Task prompt — An exact copy of the records is required, minus the pictures they hold.

Recorded data —
# # # # # # #

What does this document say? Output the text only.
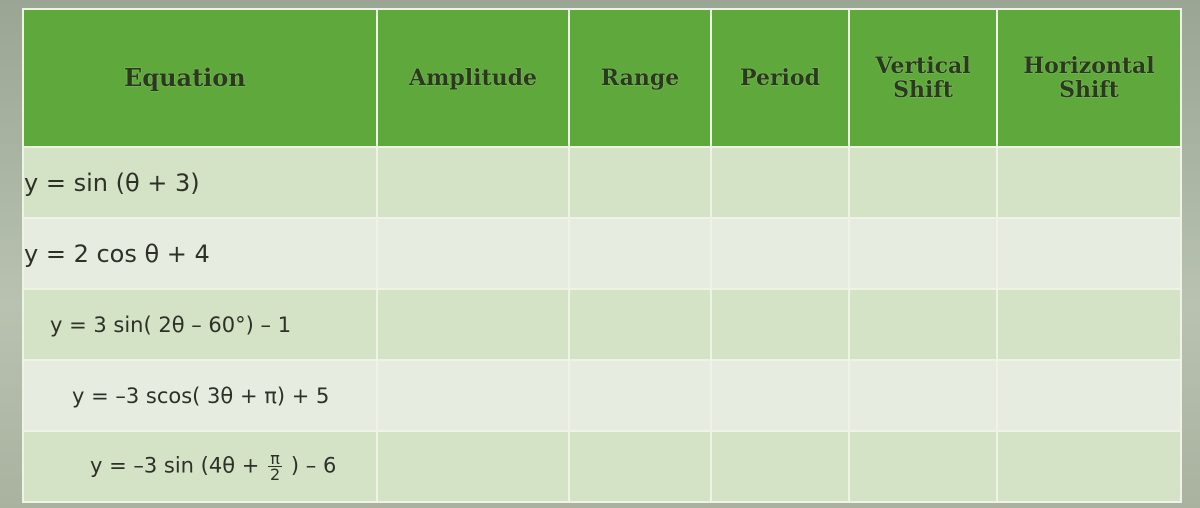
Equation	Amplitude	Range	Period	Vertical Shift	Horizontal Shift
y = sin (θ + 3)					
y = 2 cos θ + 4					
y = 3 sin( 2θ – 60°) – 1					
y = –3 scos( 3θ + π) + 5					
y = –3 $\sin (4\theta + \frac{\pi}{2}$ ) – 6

# # # # # # #

Solved exercise —
What does this document say? Output the text only.
Equation	Amplitude	Range	Period	Vertical Shift	Horizontal Shift
y = sin (θ + 3)					
y = 2 cos θ + 4					
y = 3 sin( 2θ – 60°) – 1					
y = –3 scos( 3θ + π) + 5					
y = –3 $\sin (4\theta + \frac{\pi}{2}$ ) – 6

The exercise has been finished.